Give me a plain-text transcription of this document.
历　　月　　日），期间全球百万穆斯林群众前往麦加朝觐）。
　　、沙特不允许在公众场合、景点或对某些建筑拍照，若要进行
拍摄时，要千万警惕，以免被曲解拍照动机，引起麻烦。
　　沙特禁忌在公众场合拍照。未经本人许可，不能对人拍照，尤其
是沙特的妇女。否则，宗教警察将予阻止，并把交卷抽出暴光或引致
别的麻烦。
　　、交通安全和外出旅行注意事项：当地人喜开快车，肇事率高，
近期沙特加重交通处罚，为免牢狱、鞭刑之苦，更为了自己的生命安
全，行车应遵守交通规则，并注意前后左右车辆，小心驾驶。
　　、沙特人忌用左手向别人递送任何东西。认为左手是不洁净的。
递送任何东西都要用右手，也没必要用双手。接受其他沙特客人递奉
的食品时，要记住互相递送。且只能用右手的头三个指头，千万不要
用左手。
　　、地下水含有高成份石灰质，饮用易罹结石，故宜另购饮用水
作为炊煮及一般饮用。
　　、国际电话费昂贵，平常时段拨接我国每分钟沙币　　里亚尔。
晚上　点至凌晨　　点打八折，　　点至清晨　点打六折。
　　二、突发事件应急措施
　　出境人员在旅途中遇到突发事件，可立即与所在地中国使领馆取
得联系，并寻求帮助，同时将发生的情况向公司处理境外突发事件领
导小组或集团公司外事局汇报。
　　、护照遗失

********

## Given instruction:
Give back the whole listing exactly as it reads.

## Full solution:
Give me a plain-text transcription of this document.
历　　月　　日），期间全球百万穆斯林群众前往麦加朝觐）。
　　、沙特不允许在公众场合、景点或对某些建筑拍照，若要进行
拍摄时，要千万警惕，以免被曲解拍照动机，引起麻烦。
　　沙特禁忌在公众场合拍照。未经本人许可，不能对人拍照，尤其
是沙特的妇女。否则，宗教警察将予阻止，并把交卷抽出暴光或引致
别的麻烦。
　　、交通安全和外出旅行注意事项：当地人喜开快车，肇事率高，
近期沙特加重交通处罚，为免牢狱、鞭刑之苦，更为了自己的生命安
全，行车应遵守交通规则，并注意前后左右车辆，小心驾驶。
　　、沙特人忌用左手向别人递送任何东西。认为左手是不洁净的。
递送任何东西都要用右手，也没必要用双手。接受其他沙特客人递奉
的食品时，要记住互相递送。且只能用右手的头三个指头，千万不要
用左手。
　　、地下水含有高成份石灰质，饮用易罹结石，故宜另购饮用水
作为炊煮及一般饮用。
　　、国际电话费昂贵，平常时段拨接我国每分钟沙币　　里亚尔。
晚上　点至凌晨　　点打八折，　　点至清晨　点打六折。
　　二、突发事件应急措施
　　出境人员在旅途中遇到突发事件，可立即与所在地中国使领馆取
得联系，并寻求帮助，同时将发生的情况向公司处理境外突发事件领
导小组或集团公司外事局汇报。
　　、护照遗失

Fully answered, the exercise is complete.